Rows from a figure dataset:
-*-*-

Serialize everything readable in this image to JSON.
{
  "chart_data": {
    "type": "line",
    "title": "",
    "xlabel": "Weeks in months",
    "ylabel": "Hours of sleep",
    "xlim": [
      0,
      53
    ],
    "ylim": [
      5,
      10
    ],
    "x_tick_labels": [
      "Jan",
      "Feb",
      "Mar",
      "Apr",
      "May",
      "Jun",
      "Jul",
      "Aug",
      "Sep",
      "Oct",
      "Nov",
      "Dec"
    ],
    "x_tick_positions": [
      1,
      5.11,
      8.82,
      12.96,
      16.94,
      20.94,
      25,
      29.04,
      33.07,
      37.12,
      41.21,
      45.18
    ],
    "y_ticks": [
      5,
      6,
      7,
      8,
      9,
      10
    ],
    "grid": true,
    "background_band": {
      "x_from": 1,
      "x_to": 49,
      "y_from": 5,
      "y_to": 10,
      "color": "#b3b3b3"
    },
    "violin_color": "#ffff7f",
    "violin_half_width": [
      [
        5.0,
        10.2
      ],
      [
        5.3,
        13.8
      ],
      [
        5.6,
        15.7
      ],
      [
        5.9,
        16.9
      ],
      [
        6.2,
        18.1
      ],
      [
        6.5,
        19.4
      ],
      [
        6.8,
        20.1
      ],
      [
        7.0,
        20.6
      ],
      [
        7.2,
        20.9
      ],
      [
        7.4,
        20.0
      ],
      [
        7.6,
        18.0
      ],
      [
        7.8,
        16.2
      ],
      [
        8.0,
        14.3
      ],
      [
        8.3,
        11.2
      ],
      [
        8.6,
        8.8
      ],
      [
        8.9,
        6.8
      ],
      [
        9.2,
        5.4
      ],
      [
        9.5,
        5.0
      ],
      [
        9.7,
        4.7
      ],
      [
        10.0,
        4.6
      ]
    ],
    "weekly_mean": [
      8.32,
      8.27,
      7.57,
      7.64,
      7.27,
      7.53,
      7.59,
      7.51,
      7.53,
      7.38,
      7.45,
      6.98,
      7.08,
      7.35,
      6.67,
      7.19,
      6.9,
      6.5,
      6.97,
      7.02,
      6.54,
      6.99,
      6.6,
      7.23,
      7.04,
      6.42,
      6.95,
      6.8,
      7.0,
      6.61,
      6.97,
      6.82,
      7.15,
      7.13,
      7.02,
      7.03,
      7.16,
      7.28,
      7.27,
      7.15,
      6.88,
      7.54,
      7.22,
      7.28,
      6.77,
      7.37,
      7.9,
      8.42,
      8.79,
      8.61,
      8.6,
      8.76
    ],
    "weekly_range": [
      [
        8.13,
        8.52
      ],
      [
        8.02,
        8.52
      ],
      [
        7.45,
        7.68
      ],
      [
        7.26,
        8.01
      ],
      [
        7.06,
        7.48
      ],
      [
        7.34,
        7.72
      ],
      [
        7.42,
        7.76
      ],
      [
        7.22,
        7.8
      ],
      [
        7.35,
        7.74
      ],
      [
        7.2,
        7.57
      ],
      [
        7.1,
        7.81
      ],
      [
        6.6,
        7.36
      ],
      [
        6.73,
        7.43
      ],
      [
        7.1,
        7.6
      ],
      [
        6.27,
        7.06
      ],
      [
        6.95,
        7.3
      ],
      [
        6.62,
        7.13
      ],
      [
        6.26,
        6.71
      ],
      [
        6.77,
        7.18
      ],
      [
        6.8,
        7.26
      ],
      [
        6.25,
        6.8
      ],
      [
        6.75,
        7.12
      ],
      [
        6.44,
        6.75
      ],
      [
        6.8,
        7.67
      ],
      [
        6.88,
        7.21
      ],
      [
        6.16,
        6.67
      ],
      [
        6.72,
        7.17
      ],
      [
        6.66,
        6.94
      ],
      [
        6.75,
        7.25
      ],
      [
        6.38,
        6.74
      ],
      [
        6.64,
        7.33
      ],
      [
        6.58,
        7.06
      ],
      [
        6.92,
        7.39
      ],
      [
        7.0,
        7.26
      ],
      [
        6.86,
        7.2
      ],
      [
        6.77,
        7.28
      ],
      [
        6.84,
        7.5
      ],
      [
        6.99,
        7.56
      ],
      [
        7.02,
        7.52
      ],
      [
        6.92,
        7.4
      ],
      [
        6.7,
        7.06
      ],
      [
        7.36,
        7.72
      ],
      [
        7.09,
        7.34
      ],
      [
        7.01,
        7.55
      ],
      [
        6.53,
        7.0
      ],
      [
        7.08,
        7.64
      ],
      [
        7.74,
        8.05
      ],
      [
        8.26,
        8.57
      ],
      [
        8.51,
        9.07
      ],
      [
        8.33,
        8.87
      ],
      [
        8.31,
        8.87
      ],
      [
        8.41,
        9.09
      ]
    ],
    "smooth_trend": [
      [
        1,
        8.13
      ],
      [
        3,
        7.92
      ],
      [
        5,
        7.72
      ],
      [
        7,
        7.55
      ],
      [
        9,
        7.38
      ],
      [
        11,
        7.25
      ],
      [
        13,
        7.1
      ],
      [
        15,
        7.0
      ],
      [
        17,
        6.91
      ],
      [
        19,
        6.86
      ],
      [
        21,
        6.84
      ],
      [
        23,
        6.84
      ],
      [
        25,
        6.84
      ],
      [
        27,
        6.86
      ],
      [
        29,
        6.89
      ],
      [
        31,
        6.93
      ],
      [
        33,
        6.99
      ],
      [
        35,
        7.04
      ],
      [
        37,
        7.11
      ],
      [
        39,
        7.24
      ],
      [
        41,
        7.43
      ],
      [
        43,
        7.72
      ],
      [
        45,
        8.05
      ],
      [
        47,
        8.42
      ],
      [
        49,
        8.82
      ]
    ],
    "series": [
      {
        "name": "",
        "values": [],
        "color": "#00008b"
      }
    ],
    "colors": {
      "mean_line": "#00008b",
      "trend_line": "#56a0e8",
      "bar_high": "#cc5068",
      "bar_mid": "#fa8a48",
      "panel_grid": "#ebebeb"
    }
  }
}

-*-*-

Given exercise — Copy out the whole listing, exactly as written.

Response to this exercise —
Serialize everything readable in this image to JSON.
{
  "chart_data": {
    "type": "line",
    "title": "",
    "xlabel": "Weeks in months",
    "ylabel": "Hours of sleep",
    "xlim": [
      0,
      53
    ],
    "ylim": [
      5,
      10
    ],
    "x_tick_labels": [
      "Jan",
      "Feb",
      "Mar",
      "Apr",
      "May",
      "Jun",
      "Jul",
      "Aug",
      "Sep",
      "Oct",
      "Nov",
      "Dec"
    ],
    "x_tick_positions": [
      1,
      5.11,
      8.82,
      12.96,
      16.94,
      20.94,
      25,
      29.04,
      33.07,
      37.12,
      41.21,
      45.18
    ],
    "y_ticks": [
      5,
      6,
      7,
      8,
      9,
      10
    ],
    "grid": true,
    "background_band": {
      "x_from": 1,
      "x_to": 49,
      "y_from": 5,
      "y_to": 10,
      "color": "#b3b3b3"
    },
    "violin_color": "#ffff7f",
    "violin_half_width": [
      [
        5.0,
        10.2
      ],
      [
        5.3,
        13.8
      ],
      [
        5.6,
        15.7
      ],
      [
        5.9,
        16.9
      ],
      [
        6.2,
        18.1
      ],
      [
        6.5,
        19.4
      ],
      [
        6.8,
        20.1
      ],
      [
        7.0,
        20.6
      ],
      [
        7.2,
        20.9
      ],
      [
        7.4,
        20.0
      ],
      [
        7.6,
        18.0
      ],
      [
        7.8,
        16.2
      ],
      [
        8.0,
        14.3
      ],
      [
        8.3,
        11.2
      ],
      [
        8.6,
        8.8
      ],
      [
        8.9,
        6.8
      ],
      [
        9.2,
        5.4
      ],
      [
        9.5,
        5.0
      ],
      [
        9.7,
        4.7
      ],
      [
        10.0,
        4.6
      ]
    ],
    "weekly_mean": [
      8.32,
      8.27,
      7.57,
      7.64,
      7.27,
      7.53,
      7.59,
      7.51,
      7.53,
      7.38,
      7.45,
      6.98,
      7.08,
      7.35,
      6.67,
      7.19,
      6.9,
      6.5,
      6.97,
      7.02,
      6.54,
      6.99,
      6.6,
      7.23,
      7.04,
      6.42,
      6.95,
      6.8,
      7.0,
      6.61,
      6.97,
      6.82,
      7.15,
      7.13,
      7.02,
      7.03,
      7.16,
      7.28,
      7.27,
      7.15,
      6.88,
      7.54,
      7.22,
      7.28,
      6.77,
      7.37,
      7.9,
      8.42,
      8.79,
      8.61,
      8.6,
      8.76
    ],
    "weekly_range": [
      [
        8.13,
        8.52
      ],
      [
        8.02,
        8.52
      ],
      [
        7.45,
        7.68
      ],
      [
        7.26,
        8.01
      ],
      [
        7.06,
        7.48
      ],
      [
        7.34,
        7.72
      ],
      [
        7.42,
        7.76
      ],
      [
        7.22,
        7.8
      ],
      [
        7.35,
        7.74
      ],
      [
        7.2,
        7.57
      ],
      [
        7.1,
        7.81
      ],
      [
        6.6,
        7.36
      ],
      [
        6.73,
        7.43
      ],
      [
        7.1,
        7.6
      ],
      [
        6.27,
        7.06
      ],
      [
        6.95,
        7.3
      ],
      [
        6.62,
        7.13
      ],
      [
        6.26,
        6.71
      ],
      [
        6.77,
        7.18
      ],
      [
        6.8,
        7.26
      ],
      [
        6.25,
        6.8
      ],
      [
        6.75,
        7.12
      ],
      [
        6.44,
        6.75
      ],
      [
        6.8,
        7.67
      ],
      [
        6.88,
        7.21
      ],
      [
        6.16,
        6.67
      ],
      [
        6.72,
        7.17
      ],
      [
        6.66,
        6.94
      ],
      [
        6.75,
        7.25
      ],
      [
        6.38,
        6.74
      ],
      [
        6.64,
        7.33
      ],
      [
        6.58,
        7.06
      ],
      [
        6.92,
        7.39
      ],
      [
        7.0,
        7.26
      ],
      [
        6.86,
        7.2
      ],
      [
        6.77,
        7.28
      ],
      [
        6.84,
        7.5
      ],
      [
        6.99,
        7.56
      ],
      [
        7.02,
        7.52
      ],
      [
        6.92,
        7.4
      ],
      [
        6.7,
        7.06
      ],
      [
        7.36,
        7.72
      ],
      [
        7.09,
        7.34
      ],
      [
        7.01,
        7.55
      ],
      [
        6.53,
        7.0
      ],
      [
        7.08,
        7.64
      ],
      [
        7.74,
        8.05
      ],
      [
        8.26,
        8.57
      ],
      [
        8.51,
        9.07
      ],
      [
        8.33,
        8.87
      ],
      [
        8.31,
        8.87
      ],
      [
        8.41,
        9.09
      ]
    ],
    "smooth_trend": [
      [
        1,
        8.13
      ],
      [
        3,
        7.92
      ],
      [
        5,
        7.72
      ],
      [
        7,
        7.55
      ],
      [
        9,
        7.38
      ],
      [
        11,
        7.25
      ],
      [
        13,
        7.1
      ],
      [
        15,
        7.0
      ],
      [
        17,
        6.91
      ],
      [
        19,
        6.86
      ],
      [
        21,
        6.84
      ],
      [
        23,
        6.84
      ],
      [
        25,
        6.84
      ],
      [
        27,
        6.86
      ],
      [
        29,
        6.89
      ],
      [
        31,
        6.93
      ],
      [
        33,
        6.99
      ],
      [
        35,
        7.04
      ],
      [
        37,
        7.11
      ],
      [
        39,
        7.24
      ],
      [
        41,
        7.43
      ],
      [
        43,
        7.72
      ],
      [
        45,
        8.05
      ],
      [
        47,
        8.42
      ],
      [
        49,
        8.82
      ]
    ],
    "series": [
      {
        "name": "",
        "values": [],
        "color": "#00008b"
      }
    ],
    "colors": {
      "mean_line": "#00008b",
      "trend_line": "#56a0e8",
      "bar_high": "#cc5068",
      "bar_mid": "#fa8a48",
      "panel_grid": "#ebebeb"
    }
  }
}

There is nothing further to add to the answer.